*TO BE DONE*
Reproduce every line of the material below, but drop the pictures.

*DATASET CONTENT*
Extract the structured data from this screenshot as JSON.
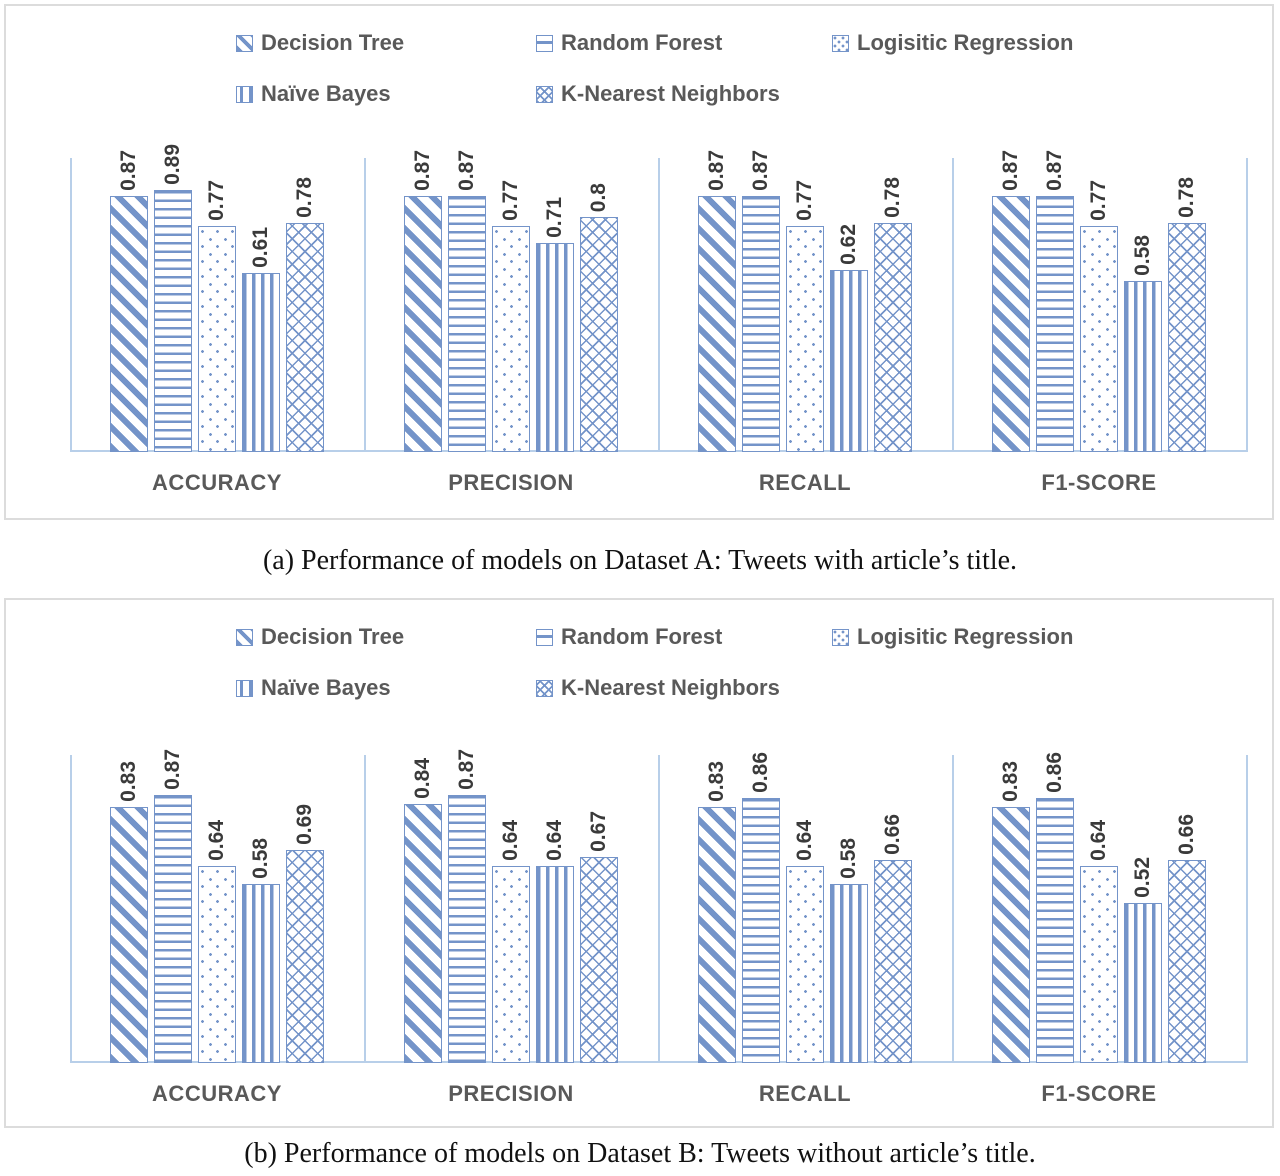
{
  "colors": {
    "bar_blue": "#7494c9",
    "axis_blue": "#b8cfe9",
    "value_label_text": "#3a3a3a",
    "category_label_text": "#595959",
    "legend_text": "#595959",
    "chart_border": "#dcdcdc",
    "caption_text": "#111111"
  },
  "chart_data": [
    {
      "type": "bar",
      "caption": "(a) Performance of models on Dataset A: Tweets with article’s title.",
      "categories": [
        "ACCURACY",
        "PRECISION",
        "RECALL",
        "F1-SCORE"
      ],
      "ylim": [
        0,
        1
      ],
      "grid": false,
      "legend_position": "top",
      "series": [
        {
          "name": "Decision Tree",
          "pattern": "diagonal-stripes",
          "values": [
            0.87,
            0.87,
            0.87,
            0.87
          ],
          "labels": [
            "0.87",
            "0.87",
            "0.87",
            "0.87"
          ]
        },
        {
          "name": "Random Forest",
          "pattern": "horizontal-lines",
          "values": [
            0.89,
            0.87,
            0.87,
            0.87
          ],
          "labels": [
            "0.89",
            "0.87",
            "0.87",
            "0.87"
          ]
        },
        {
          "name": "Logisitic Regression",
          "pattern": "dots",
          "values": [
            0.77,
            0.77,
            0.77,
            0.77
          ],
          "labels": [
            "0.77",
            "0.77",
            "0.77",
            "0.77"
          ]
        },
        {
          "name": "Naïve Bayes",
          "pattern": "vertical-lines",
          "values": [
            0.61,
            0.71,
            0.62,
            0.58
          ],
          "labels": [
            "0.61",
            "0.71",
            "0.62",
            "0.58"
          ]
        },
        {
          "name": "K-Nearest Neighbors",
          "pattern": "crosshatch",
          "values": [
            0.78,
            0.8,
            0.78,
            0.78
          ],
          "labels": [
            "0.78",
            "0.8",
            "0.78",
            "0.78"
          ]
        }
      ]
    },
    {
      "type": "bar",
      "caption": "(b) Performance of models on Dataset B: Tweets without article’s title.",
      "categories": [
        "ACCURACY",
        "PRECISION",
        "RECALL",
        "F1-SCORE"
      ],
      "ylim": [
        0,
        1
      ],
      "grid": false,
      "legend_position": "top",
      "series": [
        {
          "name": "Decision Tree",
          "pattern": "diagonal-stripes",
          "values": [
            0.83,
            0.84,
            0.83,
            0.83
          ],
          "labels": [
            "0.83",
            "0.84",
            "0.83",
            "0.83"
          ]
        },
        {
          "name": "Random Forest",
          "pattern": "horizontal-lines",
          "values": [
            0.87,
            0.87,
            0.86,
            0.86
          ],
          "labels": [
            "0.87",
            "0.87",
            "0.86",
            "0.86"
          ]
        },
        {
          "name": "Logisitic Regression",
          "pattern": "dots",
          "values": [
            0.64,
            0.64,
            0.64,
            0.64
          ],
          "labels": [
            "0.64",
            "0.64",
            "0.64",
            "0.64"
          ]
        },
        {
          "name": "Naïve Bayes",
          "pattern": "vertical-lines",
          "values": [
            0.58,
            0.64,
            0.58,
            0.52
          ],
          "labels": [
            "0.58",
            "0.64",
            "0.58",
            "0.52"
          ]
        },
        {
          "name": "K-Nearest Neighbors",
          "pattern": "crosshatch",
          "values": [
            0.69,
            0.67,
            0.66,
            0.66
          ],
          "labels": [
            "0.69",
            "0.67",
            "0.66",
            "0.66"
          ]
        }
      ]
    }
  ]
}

*PROBLEM SOLUTION*
Extract the structured data from this screenshot as JSON.
{
  "colors": {
    "bar_blue": "#7494c9",
    "axis_blue": "#b8cfe9",
    "value_label_text": "#3a3a3a",
    "category_label_text": "#595959",
    "legend_text": "#595959",
    "chart_border": "#dcdcdc",
    "caption_text": "#111111"
  },
  "chart_data": [
    {
      "type": "bar",
      "caption": "(a) Performance of models on Dataset A: Tweets with article’s title.",
      "categories": [
        "ACCURACY",
        "PRECISION",
        "RECALL",
        "F1-SCORE"
      ],
      "ylim": [
        0,
        1
      ],
      "grid": false,
      "legend_position": "top",
      "series": [
        {
          "name": "Decision Tree",
          "pattern": "diagonal-stripes",
          "values": [
            0.87,
            0.87,
            0.87,
            0.87
          ],
          "labels": [
            "0.87",
            "0.87",
            "0.87",
            "0.87"
          ]
        },
        {
          "name": "Random Forest",
          "pattern": "horizontal-lines",
          "values": [
            0.89,
            0.87,
            0.87,
            0.87
          ],
          "labels": [
            "0.89",
            "0.87",
            "0.87",
            "0.87"
          ]
        },
        {
          "name": "Logisitic Regression",
          "pattern": "dots",
          "values": [
            0.77,
            0.77,
            0.77,
            0.77
          ],
          "labels": [
            "0.77",
            "0.77",
            "0.77",
            "0.77"
          ]
        },
        {
          "name": "Naïve Bayes",
          "pattern": "vertical-lines",
          "values": [
            0.61,
            0.71,
            0.62,
            0.58
          ],
          "labels": [
            "0.61",
            "0.71",
            "0.62",
            "0.58"
          ]
        },
        {
          "name": "K-Nearest Neighbors",
          "pattern": "crosshatch",
          "values": [
            0.78,
            0.8,
            0.78,
            0.78
          ],
          "labels": [
            "0.78",
            "0.8",
            "0.78",
            "0.78"
          ]
        }
      ]
    },
    {
      "type": "bar",
      "caption": "(b) Performance of models on Dataset B: Tweets without article’s title.",
      "categories": [
        "ACCURACY",
        "PRECISION",
        "RECALL",
        "F1-SCORE"
      ],
      "ylim": [
        0,
        1
      ],
      "grid": false,
      "legend_position": "top",
      "series": [
        {
          "name": "Decision Tree",
          "pattern": "diagonal-stripes",
          "values": [
            0.83,
            0.84,
            0.83,
            0.83
          ],
          "labels": [
            "0.83",
            "0.84",
            "0.83",
            "0.83"
          ]
        },
        {
          "name": "Random Forest",
          "pattern": "horizontal-lines",
          "values": [
            0.87,
            0.87,
            0.86,
            0.86
          ],
          "labels": [
            "0.87",
            "0.87",
            "0.86",
            "0.86"
          ]
        },
        {
          "name": "Logisitic Regression",
          "pattern": "dots",
          "values": [
            0.64,
            0.64,
            0.64,
            0.64
          ],
          "labels": [
            "0.64",
            "0.64",
            "0.64",
            "0.64"
          ]
        },
        {
          "name": "Naïve Bayes",
          "pattern": "vertical-lines",
          "values": [
            0.58,
            0.64,
            0.58,
            0.52
          ],
          "labels": [
            "0.58",
            "0.64",
            "0.58",
            "0.52"
          ]
        },
        {
          "name": "K-Nearest Neighbors",
          "pattern": "crosshatch",
          "values": [
            0.69,
            0.67,
            0.66,
            0.66
          ],
          "labels": [
            "0.69",
            "0.67",
            "0.66",
            "0.66"
          ]
        }
      ]
    }
  ]
}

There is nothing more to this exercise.